Input records
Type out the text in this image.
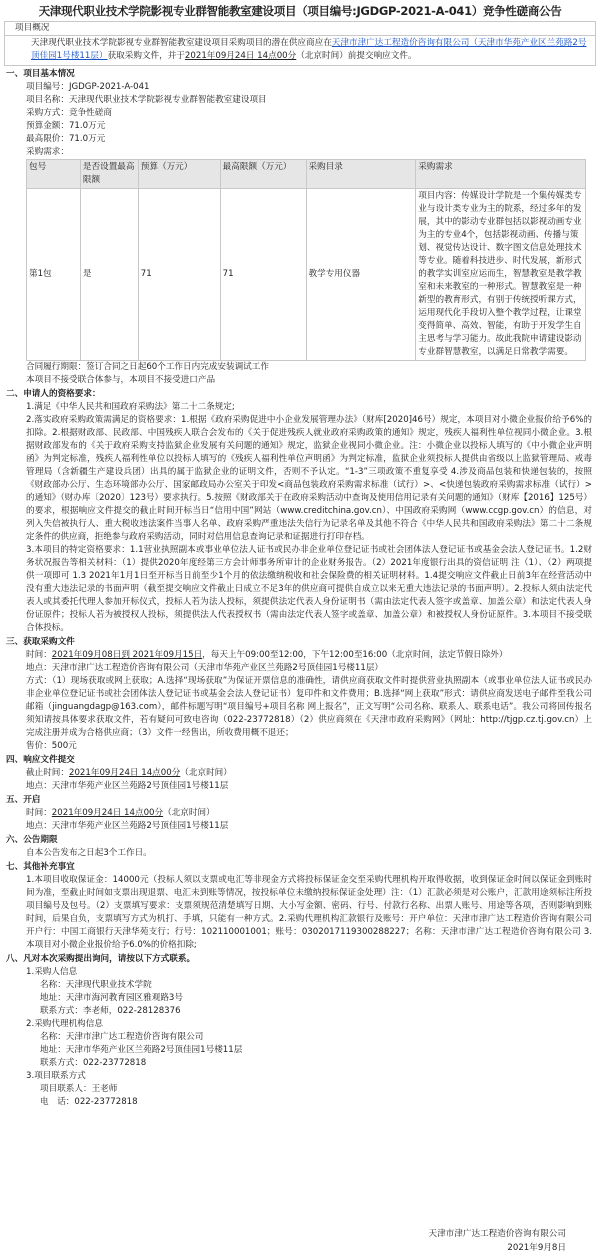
天津现代职业技术学院影视专业群智能教室建设项目（项目编号:JGDGP-2021-A-041）竞争性磋商公告
项目概况
天津现代职业技术学院影视专业群智能教室建设项目采购项目的潜在供应商应在天津市津广达工程造价咨询有限公司（天津市华苑产业区兰苑路2号顶佳园1号楼11层）获取采购文件，并于2021年09月24日 14点00分（北京时间）前提交响应文件。
一、项目基本情况
项目编号：JGDGP-2021-A-041
项目名称：天津现代职业技术学院影视专业群智能教室建设项目
采购方式：竞争性磋商
预算金额：71.0万元
最高限价：71.0万元
采购需求：
包号	是否设置最高限额	预算（万元）	最高限额（万元）	采购目录	采购需求
第1包	是	71	71	教学专用仪器	项目内容：传媒设计学院是一个集传媒类专业与设计类专业为主的院系，经过多年的发展，其中的影动专业群包括以影视动画专业为主的专业4个，包括影视动画、传播与策划、视觉传达设计、数字图文信息处理技术等专业。随着科技进步、时代发展，新形式的教学实训室应运而生，智慧教室是教学教室和未来教室的一种形式。智慧教室是一种新型的教育形式，有别于传统授听课方式，运用现代化手段切入整个教学过程，让课堂变得简单、高效、智能，有助于开发学生自主思考与学习能力。故此我院申请建设影动专业群智慧教室，以满足日常教学需要。
合同履行期限：签订合同之日起60个工作日内完成安装调试工作
本项目不接受联合体参与，本项目不接受进口产品
二、申请人的资格要求：
1.满足《中华人民共和国政府采购法》第二十二条规定;
2.落实政府采购政策需满足的资格要求：1.根据《政府采购促进中小企业发展管理办法》（财库[2020]46号）规定，本项目对小微企业报价给予6%的扣除。2.根据财政部、民政部、中国残疾人联合会发布的《关于促进残疾人就业政府采购政策的通知》规定，残疾人福利性单位视同小微企业。3.根据财政部发布的《关于政府采购支持监狱企业发展有关问题的通知》规定，监狱企业视同小微企业。注：小微企业以投标人填写的《中小微企业声明函》为判定标准，残疾人福利性单位以投标人填写的《残疾人福利性单位声明函》为判定标准，监狱企业须投标人提供由省级以上监狱管理局、戒毒管理局（含新疆生产建设兵团）出具的属于监狱企业的证明文件，否则不予认定。“1-3”三项政策不重复享受 4.涉及商品包装和快递包装的，按照《财政部办公厅、生态环境部办公厅、国家邮政局办公室关于印发<商品包装政府采购需求标准（试行）>、<快递包装政府采购需求标准（试行）>的通知》（财办库〔2020〕123号）要求执行。5.按照《财政部关于在政府采购活动中查询及使用信用记录有关问题的通知》（财库【2016】125号）的要求，根据响应文件提交的截止时间开标当日“信用中国”网站（www.creditchina.gov.cn）、中国政府采购网（www.ccgp.gov.cn）的信息，对列入失信被执行人、重大税收违法案件当事人名单、政府采购严重违法失信行为记录名单及其他不符合《中华人民共和国政府采购法》第二十二条规定条件的供应商，拒绝参与政府采购活动，同时对信用信息查询记录和证据进行打印存档。
3.本项目的特定资格要求：1.1营业执照副本或事业单位法人证书或民办非企业单位登记证书或社会团体法人登记证书或基金会法人登记证书。1.2财务状况报告等相关材料：（1）提供2020年度经第三方会计师事务所审计的企业财务报告。（2）2021年度银行出具的资信证明 注（1）、（2）两项提供一项即可 1.3 2021年1月1日至开标当日前至少1个月的依法缴纳税收和社会保险费的相关证明材料。1.4提交响应文件截止日前3年在经营活动中没有重大违法记录的书面声明（截至提交响应文件截止日成立不足3年的供应商可提供自成立以来无重大违法记录的书面声明）。2.投标人须由法定代表人或其委托代理人参加开标仪式，投标人若为法人投标，须提供法定代表人身份证明书（需由法定代表人签字或盖章、加盖公章）和法定代表人身份证原件；投标人若为被授权人投标，须提供法人代表授权书（需由法定代表人签字或盖章、加盖公章）和被授权人身份证原件。3.本项目不接受联合体投标。
三、获取采购文件
时间：2021年09月08日到 2021年09月15日，每天上午09:00至12:00，下午12:00至16:00（北京时间，法定节假日除外）
地点：天津市津广达工程造价咨询有限公司（天津市华苑产业区兰苑路2号顶佳园1号楼11层）
方式：（1）现场获取或网上获取；A.选择“现场获取”为保证开票信息的准确性，请供应商获取文件时提供营业执照副本（或事业单位法人证书或民办非企业单位登记证书或社会团体法人登记证书或基金会法人登记证书）复印件和文件费用；B.选择“网上获取”形式：请供应商发送电子邮件至我公司邮箱（jinguangdagp@163.com），邮件标题写明“项目编号+项目名称 网上报名”，正文写明“公司名称、联系人、联系电话”。我公司将回传报名须知请按具体要求获取文件，若有疑问可致电咨询（022-23772818）（2）供应商须在《天津市政府采购网》（网址：http://tjgp.cz.tj.gov.cn）上完成注册并成为合格供应商；（3）文件一经售出，所收费用概不退还；
售价：500元
四、响应文件提交
截止时间：2021年09月24日 14点00分（北京时间）
地点：天津市华苑产业区兰苑路2号顶佳园1号楼11层
五、开启
时间：2021年09月24日 14点00分（北京时间）
地点：天津市华苑产业区兰苑路2号顶佳园1号楼11层
六、公告期限
自本公告发布之日起3个工作日。
七、其他补充事宜
1.本项目收取保证金：14000元（投标人须以支票或电汇等非现金方式将投标保证金交至采购代理机构开取得收据，收到保证金时间以保证金到账时间为准，至截止时间如支票出现退票、电汇未到账等情况，按投标单位未缴纳投标保证金处理）注：（1）汇款必须是对公账户，汇款用途须标注所投项目编号及包号。（2）支票填写要求：支票须规范清楚填写日期、大小写金额、密码、行号、付款行名称、出票人账号、用途等各项，否则影响到账时间，后果自负，支票填写方式为机打、手填，只能有一种方式。2.采购代理机构汇款银行及账号：开户单位：天津市津广达工程造价咨询有限公司 开户行：中国工商银行天津华苑支行；行号：102110001001；账号：0302017119300288227；名称：天津市津广达工程造价咨询有限公司 3.本项目对小微企业报价给予6.0%的价格扣除;
八、凡对本次采购提出询问，请按以下方式联系。
1.采购人信息
名称：天津现代职业技术学院
地址：天津市海河教育园区雅观路3号
联系方式：李老师，022-28128376
2.采购代理机构信息
名称：天津市津广达工程造价咨询有限公司
地址：天津市华苑产业区兰苑路2号顶佳园1号楼11层
联系方式：022-23772818
3.项目联系方式
项目联系人：王老师
电　话：022-23772818
天津市津广达工程造价咨询有限公司
2021年9月8日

What is required
Go through the material above and count the lines that contain "中华人民共和国政府采购法"; give that number alone.

Reply
2